- **Short exercise**:
Each of the entries should be retyped precisely as it appears.

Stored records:
——————
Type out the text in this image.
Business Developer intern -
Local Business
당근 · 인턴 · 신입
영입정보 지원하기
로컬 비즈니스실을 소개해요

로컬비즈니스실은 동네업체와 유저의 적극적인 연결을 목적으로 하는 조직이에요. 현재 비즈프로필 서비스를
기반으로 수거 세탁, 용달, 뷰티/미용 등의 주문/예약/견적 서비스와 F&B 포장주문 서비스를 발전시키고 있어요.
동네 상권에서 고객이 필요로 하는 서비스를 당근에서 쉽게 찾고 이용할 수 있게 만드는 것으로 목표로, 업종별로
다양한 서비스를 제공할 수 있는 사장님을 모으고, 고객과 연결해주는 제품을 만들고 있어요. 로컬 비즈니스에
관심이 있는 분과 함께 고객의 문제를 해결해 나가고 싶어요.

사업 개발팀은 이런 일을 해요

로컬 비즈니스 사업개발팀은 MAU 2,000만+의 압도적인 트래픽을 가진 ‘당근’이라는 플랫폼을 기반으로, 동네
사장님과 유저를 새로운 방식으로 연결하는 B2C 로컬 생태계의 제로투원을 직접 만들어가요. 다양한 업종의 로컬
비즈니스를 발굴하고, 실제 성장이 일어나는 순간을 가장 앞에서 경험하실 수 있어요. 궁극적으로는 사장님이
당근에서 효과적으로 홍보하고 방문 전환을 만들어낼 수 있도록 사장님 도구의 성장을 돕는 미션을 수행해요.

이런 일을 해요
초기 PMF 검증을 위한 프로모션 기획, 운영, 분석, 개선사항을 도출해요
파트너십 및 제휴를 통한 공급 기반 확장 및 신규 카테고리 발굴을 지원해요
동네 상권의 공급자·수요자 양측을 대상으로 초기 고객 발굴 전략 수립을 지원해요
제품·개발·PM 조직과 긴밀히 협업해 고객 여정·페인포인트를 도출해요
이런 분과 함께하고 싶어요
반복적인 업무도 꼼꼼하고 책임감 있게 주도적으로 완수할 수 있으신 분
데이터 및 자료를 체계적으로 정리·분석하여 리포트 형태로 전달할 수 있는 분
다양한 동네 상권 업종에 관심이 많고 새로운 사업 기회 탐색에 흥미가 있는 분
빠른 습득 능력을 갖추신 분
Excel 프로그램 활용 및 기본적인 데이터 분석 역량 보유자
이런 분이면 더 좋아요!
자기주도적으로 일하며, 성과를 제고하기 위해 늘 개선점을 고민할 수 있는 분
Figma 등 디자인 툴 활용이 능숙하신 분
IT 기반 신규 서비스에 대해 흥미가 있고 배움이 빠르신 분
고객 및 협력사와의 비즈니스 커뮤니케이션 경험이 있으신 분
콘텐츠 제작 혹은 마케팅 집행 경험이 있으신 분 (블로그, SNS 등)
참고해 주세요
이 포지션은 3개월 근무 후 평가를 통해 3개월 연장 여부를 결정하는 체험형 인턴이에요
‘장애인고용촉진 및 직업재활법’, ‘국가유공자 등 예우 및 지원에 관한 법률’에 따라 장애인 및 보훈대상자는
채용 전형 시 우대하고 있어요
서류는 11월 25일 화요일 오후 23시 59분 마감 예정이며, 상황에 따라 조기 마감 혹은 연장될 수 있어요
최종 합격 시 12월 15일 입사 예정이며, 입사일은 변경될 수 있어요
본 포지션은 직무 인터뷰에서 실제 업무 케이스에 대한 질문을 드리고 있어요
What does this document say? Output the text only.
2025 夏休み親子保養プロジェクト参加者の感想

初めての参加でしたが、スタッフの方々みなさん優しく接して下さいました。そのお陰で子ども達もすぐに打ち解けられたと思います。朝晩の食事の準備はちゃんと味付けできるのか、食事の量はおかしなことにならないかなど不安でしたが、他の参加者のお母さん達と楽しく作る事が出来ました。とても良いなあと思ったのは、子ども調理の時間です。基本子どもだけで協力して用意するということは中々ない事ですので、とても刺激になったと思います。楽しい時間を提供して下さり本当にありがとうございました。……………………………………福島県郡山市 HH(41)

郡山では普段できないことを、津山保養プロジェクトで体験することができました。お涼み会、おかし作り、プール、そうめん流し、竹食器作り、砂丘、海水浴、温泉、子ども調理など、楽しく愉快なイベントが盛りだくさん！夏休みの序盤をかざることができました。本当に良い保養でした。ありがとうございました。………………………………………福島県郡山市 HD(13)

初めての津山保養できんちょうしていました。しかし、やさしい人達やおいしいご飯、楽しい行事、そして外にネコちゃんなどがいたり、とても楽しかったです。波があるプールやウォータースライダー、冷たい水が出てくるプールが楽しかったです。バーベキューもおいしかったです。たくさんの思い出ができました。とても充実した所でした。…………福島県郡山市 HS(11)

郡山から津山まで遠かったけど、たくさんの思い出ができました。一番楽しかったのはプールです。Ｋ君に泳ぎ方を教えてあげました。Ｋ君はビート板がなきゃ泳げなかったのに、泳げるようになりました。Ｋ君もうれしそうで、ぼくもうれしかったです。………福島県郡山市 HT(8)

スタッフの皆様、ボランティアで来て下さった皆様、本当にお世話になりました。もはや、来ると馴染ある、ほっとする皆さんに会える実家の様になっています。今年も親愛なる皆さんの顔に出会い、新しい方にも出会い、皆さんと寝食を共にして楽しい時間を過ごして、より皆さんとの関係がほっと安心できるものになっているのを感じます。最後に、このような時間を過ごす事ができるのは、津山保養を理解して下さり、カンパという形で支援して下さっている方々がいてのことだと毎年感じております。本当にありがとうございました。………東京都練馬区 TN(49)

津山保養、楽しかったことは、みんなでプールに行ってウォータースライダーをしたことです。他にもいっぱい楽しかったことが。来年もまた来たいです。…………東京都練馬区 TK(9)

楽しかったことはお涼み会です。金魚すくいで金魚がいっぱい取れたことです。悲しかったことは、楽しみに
——————
- **Complete output**:
Type out the text in this image.
Business Developer intern -
Local Business
당근 · 인턴 · 신입
영입정보 지원하기
로컬 비즈니스실을 소개해요

로컬비즈니스실은 동네업체와 유저의 적극적인 연결을 목적으로 하는 조직이에요. 현재 비즈프로필 서비스를
기반으로 수거 세탁, 용달, 뷰티/미용 등의 주문/예약/견적 서비스와 F&B 포장주문 서비스를 발전시키고 있어요.
동네 상권에서 고객이 필요로 하는 서비스를 당근에서 쉽게 찾고 이용할 수 있게 만드는 것으로 목표로, 업종별로
다양한 서비스를 제공할 수 있는 사장님을 모으고, 고객과 연결해주는 제품을 만들고 있어요. 로컬 비즈니스에
관심이 있는 분과 함께 고객의 문제를 해결해 나가고 싶어요.

사업 개발팀은 이런 일을 해요

로컬 비즈니스 사업개발팀은 MAU 2,000만+의 압도적인 트래픽을 가진 ‘당근’이라는 플랫폼을 기반으로, 동네
사장님과 유저를 새로운 방식으로 연결하는 B2C 로컬 생태계의 제로투원을 직접 만들어가요. 다양한 업종의 로컬
비즈니스를 발굴하고, 실제 성장이 일어나는 순간을 가장 앞에서 경험하실 수 있어요. 궁극적으로는 사장님이
당근에서 효과적으로 홍보하고 방문 전환을 만들어낼 수 있도록 사장님 도구의 성장을 돕는 미션을 수행해요.

이런 일을 해요
초기 PMF 검증을 위한 프로모션 기획, 운영, 분석, 개선사항을 도출해요
파트너십 및 제휴를 통한 공급 기반 확장 및 신규 카테고리 발굴을 지원해요
동네 상권의 공급자·수요자 양측을 대상으로 초기 고객 발굴 전략 수립을 지원해요
제품·개발·PM 조직과 긴밀히 협업해 고객 여정·페인포인트를 도출해요
이런 분과 함께하고 싶어요
반복적인 업무도 꼼꼼하고 책임감 있게 주도적으로 완수할 수 있으신 분
데이터 및 자료를 체계적으로 정리·분석하여 리포트 형태로 전달할 수 있는 분
다양한 동네 상권 업종에 관심이 많고 새로운 사업 기회 탐색에 흥미가 있는 분
빠른 습득 능력을 갖추신 분
Excel 프로그램 활용 및 기본적인 데이터 분석 역량 보유자
이런 분이면 더 좋아요!
자기주도적으로 일하며, 성과를 제고하기 위해 늘 개선점을 고민할 수 있는 분
Figma 등 디자인 툴 활용이 능숙하신 분
IT 기반 신규 서비스에 대해 흥미가 있고 배움이 빠르신 분
고객 및 협력사와의 비즈니스 커뮤니케이션 경험이 있으신 분
콘텐츠 제작 혹은 마케팅 집행 경험이 있으신 분 (블로그, SNS 등)
참고해 주세요
이 포지션은 3개월 근무 후 평가를 통해 3개월 연장 여부를 결정하는 체험형 인턴이에요
‘장애인고용촉진 및 직업재활법’, ‘국가유공자 등 예우 및 지원에 관한 법률’에 따라 장애인 및 보훈대상자는
채용 전형 시 우대하고 있어요
서류는 11월 25일 화요일 오후 23시 59분 마감 예정이며, 상황에 따라 조기 마감 혹은 연장될 수 있어요
최종 합격 시 12월 15일 입사 예정이며, 입사일은 변경될 수 있어요
본 포지션은 직무 인터뷰에서 실제 업무 케이스에 대한 질문을 드리고 있어요
What does this document say? Output the text only.
2025 夏休み親子保養プロジェクト参加者の感想

初めての参加でしたが、スタッフの方々みなさん優しく接して下さいました。そのお陰で子ども達もすぐに打ち解けられたと思います。朝晩の食事の準備はちゃんと味付けできるのか、食事の量はおかしなことにならないかなど不安でしたが、他の参加者のお母さん達と楽しく作る事が出来ました。とても良いなあと思ったのは、子ども調理の時間です。基本子どもだけで協力して用意するということは中々ない事ですので、とても刺激になったと思います。楽しい時間を提供して下さり本当にありがとうございました。……………………………………福島県郡山市 HH(41)

郡山では普段できないことを、津山保養プロジェクトで体験することができました。お涼み会、おかし作り、プール、そうめん流し、竹食器作り、砂丘、海水浴、温泉、子ども調理など、楽しく愉快なイベントが盛りだくさん！夏休みの序盤をかざることができました。本当に良い保養でした。ありがとうございました。………………………………………福島県郡山市 HD(13)

初めての津山保養できんちょうしていました。しかし、やさしい人達やおいしいご飯、楽しい行事、そして外にネコちゃんなどがいたり、とても楽しかったです。波があるプールやウォータースライダー、冷たい水が出てくるプールが楽しかったです。バーベキューもおいしかったです。たくさんの思い出ができました。とても充実した所でした。…………福島県郡山市 HS(11)

郡山から津山まで遠かったけど、たくさんの思い出ができました。一番楽しかったのはプールです。Ｋ君に泳ぎ方を教えてあげました。Ｋ君はビート板がなきゃ泳げなかったのに、泳げるようになりました。Ｋ君もうれしそうで、ぼくもうれしかったです。………福島県郡山市 HT(8)

スタッフの皆様、ボランティアで来て下さった皆様、本当にお世話になりました。もはや、来ると馴染ある、ほっとする皆さんに会える実家の様になっています。今年も親愛なる皆さんの顔に出会い、新しい方にも出会い、皆さんと寝食を共にして楽しい時間を過ごして、より皆さんとの関係がほっと安心できるものになっているのを感じます。最後に、このような時間を過ごす事ができるのは、津山保養を理解して下さり、カンパという形で支援して下さっている方々がいてのことだと毎年感じております。本当にありがとうございました。………東京都練馬区 TN(49)

津山保養、楽しかったことは、みんなでプールに行ってウォータースライダーをしたことです。他にもいっぱい楽しかったことが。来年もまた来たいです。…………東京都練馬区 TK(9)

楽しかったことはお涼み会です。金魚すくいで金魚がいっぱい取れたことです。悲しかったことは、楽しみに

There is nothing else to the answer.